◆ Saved data entries ◆
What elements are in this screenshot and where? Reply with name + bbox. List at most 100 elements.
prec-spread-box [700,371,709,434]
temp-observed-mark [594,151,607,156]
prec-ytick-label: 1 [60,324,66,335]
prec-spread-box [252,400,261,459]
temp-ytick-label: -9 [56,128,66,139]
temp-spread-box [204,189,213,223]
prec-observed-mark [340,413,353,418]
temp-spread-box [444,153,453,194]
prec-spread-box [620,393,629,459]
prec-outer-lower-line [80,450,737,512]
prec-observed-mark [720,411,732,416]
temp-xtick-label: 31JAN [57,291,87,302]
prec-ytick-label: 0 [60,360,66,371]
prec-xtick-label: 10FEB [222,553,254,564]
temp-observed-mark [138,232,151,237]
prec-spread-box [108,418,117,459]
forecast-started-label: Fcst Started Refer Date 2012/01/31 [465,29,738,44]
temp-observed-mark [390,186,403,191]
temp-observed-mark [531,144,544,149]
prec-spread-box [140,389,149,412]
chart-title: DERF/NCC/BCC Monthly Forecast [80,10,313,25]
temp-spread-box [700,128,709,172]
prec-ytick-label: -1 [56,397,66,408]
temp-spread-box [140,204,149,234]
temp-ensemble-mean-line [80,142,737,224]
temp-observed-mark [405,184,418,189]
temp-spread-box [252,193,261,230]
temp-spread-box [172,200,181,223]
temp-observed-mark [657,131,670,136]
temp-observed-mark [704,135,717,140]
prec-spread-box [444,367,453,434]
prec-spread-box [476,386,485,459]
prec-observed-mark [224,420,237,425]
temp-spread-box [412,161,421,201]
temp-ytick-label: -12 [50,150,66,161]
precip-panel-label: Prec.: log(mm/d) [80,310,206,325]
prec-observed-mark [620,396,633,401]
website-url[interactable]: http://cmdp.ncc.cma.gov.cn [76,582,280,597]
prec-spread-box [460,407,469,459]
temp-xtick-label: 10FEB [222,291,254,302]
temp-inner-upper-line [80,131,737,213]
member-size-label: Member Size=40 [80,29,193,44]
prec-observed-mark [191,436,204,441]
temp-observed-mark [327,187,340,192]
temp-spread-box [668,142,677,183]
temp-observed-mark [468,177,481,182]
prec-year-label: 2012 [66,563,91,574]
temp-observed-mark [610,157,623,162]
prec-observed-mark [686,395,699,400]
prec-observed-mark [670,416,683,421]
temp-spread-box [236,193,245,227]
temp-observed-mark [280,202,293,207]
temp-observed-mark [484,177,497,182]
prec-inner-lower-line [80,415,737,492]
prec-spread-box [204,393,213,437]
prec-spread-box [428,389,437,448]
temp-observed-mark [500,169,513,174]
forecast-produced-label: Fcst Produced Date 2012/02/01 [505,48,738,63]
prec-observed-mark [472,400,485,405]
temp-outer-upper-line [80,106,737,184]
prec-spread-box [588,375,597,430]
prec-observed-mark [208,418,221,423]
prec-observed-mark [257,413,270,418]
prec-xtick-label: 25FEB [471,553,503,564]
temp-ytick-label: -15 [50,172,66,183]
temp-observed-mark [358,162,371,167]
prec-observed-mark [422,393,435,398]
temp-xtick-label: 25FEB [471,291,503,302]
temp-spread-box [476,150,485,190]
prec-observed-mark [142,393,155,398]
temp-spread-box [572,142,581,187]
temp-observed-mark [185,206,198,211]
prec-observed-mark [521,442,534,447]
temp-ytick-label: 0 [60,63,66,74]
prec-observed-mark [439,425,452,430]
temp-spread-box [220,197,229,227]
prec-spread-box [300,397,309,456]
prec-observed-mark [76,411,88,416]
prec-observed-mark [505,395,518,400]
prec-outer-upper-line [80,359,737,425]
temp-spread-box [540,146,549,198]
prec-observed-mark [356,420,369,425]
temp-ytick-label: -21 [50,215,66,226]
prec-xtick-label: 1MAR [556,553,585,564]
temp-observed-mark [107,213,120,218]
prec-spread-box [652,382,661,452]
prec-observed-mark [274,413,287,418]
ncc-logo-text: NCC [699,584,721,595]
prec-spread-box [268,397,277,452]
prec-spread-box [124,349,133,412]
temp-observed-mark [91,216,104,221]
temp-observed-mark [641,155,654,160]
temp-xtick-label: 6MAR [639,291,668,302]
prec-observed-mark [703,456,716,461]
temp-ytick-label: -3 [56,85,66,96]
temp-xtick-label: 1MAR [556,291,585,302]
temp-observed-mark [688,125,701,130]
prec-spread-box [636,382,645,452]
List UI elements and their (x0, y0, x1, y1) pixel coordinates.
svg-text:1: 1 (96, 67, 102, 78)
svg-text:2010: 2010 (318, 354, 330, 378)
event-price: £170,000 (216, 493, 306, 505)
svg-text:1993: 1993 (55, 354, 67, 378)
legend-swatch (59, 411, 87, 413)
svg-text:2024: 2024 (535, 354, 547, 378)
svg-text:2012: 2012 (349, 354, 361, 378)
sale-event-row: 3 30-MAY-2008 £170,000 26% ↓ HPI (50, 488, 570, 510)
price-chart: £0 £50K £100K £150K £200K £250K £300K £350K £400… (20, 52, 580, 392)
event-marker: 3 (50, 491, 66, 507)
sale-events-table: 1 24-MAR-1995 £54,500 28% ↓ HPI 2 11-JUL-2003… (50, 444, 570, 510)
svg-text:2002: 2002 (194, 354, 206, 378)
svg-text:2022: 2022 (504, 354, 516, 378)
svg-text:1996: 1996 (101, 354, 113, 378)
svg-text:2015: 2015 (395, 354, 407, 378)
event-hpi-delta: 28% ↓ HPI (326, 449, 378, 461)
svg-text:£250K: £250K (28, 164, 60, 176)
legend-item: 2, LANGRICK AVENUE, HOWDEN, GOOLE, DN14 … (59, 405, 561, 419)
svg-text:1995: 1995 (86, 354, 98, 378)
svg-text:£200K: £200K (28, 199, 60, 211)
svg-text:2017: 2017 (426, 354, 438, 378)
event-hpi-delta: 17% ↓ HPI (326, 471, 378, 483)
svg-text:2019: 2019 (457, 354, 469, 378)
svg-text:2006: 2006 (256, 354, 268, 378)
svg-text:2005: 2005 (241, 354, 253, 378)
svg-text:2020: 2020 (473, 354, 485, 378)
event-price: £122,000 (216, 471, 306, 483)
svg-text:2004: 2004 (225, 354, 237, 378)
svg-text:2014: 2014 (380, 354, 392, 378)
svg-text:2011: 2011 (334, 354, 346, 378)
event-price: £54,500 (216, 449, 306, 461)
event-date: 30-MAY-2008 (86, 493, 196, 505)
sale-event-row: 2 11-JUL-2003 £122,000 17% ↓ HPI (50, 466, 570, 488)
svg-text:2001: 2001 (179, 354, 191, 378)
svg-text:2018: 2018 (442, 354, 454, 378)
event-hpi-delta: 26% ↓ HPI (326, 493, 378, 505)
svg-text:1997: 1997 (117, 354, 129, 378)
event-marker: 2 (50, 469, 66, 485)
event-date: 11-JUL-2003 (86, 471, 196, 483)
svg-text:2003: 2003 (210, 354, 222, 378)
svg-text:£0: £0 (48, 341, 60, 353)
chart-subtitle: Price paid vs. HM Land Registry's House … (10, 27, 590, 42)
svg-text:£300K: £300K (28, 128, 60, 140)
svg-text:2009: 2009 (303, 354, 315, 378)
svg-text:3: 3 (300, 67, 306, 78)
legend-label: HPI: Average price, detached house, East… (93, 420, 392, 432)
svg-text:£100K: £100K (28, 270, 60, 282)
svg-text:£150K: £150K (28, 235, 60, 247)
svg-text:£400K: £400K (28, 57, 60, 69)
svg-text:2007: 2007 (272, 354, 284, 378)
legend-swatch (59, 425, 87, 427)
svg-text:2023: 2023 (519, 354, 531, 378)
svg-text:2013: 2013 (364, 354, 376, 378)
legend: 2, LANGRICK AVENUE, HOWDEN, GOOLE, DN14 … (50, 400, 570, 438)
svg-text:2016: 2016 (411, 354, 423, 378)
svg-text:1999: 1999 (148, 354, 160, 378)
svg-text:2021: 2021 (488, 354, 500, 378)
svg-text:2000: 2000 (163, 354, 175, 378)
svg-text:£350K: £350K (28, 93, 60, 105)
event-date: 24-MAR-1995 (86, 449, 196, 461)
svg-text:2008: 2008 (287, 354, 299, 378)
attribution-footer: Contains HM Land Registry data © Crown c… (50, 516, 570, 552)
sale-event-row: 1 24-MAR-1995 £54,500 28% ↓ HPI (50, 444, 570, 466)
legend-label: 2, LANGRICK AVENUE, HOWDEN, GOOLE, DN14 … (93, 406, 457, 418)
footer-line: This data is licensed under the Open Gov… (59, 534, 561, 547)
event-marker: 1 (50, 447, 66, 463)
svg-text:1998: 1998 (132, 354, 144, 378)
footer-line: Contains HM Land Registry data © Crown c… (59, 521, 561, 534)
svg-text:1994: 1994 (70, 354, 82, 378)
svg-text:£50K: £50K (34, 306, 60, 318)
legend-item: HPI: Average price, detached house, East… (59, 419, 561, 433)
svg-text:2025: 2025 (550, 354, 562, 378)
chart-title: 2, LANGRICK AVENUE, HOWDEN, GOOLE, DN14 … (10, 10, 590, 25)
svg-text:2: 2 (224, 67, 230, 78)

◆ TASK GOAL ◆
Rewrite the stretch of lines from the start through the line containing "temp-xtick-label: 31JAN [57,291,87,302]" as a JSON list of strings, one string per line, skipping blank lines.

◆ COMPLETED TASK ◆
[
  "What elements are in this screenshot and where? Reply with name + bbox. List at most 100 elements.",
  "prec-spread-box [700,371,709,434]",
  "temp-observed-mark [594,151,607,156]",
  "prec-ytick-label: 1 [60,324,66,335]",
  "prec-spread-box [252,400,261,459]",
  "temp-ytick-label: -9 [56,128,66,139]",
  "temp-spread-box [204,189,213,223]",
  "prec-observed-mark [340,413,353,418]",
  "temp-spread-box [444,153,453,194]",
  "prec-spread-box [620,393,629,459]",
  "prec-outer-lower-line [80,450,737,512]",
  "prec-observed-mark [720,411,732,416]",
  "temp-xtick-label: 31JAN [57,291,87,302]"
]